■ To do
Lines containing the string "Бахчисарайский" are to be counted; report the number and nothing more.

■ Input data
## Start
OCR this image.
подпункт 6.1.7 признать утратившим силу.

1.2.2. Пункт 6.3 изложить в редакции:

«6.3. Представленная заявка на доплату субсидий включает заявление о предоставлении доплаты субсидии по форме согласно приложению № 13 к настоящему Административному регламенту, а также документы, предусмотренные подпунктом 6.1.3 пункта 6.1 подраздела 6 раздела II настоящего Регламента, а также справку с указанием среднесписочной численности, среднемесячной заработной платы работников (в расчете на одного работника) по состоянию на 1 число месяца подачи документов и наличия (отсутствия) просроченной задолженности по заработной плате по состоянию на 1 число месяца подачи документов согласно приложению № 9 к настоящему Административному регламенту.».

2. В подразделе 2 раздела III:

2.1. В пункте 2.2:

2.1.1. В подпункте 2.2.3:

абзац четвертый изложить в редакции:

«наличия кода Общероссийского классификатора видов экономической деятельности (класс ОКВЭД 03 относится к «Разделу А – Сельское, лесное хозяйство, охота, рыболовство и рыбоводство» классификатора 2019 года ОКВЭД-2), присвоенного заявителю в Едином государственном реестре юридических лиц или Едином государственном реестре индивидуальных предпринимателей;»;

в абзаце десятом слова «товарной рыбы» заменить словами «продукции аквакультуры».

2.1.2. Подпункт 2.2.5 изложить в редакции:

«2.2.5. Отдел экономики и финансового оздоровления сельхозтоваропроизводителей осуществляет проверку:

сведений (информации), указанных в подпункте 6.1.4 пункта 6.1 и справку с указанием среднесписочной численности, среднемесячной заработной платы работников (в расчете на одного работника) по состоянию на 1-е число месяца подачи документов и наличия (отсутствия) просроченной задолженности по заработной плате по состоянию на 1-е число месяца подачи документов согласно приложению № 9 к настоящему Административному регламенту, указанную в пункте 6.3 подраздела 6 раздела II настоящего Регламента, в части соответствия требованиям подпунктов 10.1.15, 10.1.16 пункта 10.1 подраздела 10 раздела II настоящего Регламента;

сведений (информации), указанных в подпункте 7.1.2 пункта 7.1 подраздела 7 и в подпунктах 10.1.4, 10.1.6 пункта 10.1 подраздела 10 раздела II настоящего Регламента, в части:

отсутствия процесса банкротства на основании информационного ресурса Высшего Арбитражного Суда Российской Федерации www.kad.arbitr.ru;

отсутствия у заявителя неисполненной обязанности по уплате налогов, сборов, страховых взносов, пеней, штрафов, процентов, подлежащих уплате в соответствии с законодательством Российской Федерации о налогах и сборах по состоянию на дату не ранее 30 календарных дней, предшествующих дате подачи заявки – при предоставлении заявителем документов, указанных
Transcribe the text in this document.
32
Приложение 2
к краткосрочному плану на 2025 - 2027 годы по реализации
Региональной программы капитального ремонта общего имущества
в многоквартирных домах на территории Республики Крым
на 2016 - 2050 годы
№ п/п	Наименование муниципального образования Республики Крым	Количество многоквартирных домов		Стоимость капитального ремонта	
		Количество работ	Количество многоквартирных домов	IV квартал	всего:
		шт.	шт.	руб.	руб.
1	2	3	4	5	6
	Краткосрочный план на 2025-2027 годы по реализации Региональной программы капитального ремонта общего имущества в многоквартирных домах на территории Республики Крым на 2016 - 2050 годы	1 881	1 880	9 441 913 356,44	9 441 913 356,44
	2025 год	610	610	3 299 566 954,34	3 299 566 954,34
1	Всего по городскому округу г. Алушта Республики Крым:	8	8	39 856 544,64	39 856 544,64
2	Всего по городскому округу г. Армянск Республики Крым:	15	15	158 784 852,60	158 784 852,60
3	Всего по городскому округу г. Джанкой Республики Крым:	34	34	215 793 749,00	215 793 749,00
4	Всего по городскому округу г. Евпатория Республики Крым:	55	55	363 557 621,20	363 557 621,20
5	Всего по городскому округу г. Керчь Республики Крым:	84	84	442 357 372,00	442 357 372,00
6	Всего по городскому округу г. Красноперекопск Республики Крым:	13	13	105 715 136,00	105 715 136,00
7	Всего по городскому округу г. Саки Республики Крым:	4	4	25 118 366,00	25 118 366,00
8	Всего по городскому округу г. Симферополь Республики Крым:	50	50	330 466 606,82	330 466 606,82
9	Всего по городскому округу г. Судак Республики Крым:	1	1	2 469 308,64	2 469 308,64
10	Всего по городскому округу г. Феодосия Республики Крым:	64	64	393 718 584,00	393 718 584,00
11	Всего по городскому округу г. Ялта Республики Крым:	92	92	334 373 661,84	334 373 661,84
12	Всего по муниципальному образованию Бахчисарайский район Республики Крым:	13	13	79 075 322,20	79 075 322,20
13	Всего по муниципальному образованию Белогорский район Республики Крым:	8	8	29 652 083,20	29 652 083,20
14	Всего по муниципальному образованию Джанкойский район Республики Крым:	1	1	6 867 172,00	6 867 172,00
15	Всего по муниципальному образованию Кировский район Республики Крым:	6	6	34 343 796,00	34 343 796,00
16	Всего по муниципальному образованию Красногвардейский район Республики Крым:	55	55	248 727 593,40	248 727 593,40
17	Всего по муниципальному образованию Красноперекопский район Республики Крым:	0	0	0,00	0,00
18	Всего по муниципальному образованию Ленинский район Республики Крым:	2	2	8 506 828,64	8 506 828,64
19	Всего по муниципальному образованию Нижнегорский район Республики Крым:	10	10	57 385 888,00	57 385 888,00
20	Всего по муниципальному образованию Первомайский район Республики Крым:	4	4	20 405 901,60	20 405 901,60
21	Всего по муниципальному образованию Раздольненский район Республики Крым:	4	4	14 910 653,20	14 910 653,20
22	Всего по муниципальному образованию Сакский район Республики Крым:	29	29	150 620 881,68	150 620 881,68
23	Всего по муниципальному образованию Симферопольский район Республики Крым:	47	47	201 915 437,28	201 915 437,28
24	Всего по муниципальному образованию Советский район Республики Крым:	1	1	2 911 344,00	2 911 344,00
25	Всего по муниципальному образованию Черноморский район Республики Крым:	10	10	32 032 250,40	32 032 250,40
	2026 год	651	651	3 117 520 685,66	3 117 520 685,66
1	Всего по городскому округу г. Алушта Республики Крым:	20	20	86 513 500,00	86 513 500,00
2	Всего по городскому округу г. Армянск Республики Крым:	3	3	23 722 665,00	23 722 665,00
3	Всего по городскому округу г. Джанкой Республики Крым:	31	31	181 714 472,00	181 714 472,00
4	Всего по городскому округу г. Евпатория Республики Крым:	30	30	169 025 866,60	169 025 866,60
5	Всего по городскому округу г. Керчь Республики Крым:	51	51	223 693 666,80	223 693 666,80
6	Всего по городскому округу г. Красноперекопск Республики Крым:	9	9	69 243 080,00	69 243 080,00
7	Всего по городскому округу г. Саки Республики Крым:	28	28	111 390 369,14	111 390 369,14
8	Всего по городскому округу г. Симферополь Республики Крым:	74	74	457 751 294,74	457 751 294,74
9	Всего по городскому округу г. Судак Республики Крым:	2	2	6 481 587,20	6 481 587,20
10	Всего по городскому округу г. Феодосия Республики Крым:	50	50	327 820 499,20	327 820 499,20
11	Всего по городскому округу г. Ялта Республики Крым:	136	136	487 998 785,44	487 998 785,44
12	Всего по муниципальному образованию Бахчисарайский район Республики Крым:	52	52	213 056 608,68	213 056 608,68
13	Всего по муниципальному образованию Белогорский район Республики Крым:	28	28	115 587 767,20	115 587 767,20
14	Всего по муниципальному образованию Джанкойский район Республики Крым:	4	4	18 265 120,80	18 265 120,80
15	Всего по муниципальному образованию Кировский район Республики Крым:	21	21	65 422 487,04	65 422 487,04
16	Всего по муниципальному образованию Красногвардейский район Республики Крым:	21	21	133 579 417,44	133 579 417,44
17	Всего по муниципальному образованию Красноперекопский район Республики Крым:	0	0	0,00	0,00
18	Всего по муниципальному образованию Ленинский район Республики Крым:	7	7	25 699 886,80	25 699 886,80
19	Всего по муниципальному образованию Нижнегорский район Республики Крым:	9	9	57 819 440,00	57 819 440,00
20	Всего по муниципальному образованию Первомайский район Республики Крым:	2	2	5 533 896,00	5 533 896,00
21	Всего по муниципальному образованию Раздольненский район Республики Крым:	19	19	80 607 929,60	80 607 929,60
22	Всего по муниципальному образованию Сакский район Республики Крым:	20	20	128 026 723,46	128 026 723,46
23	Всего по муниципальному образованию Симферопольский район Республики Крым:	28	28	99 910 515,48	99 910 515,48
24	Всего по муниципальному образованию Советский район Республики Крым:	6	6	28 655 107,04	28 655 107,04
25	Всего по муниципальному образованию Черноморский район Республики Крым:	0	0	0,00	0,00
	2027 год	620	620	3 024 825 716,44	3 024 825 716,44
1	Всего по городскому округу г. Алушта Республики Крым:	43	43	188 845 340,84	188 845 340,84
## End
■ Solved exercise
2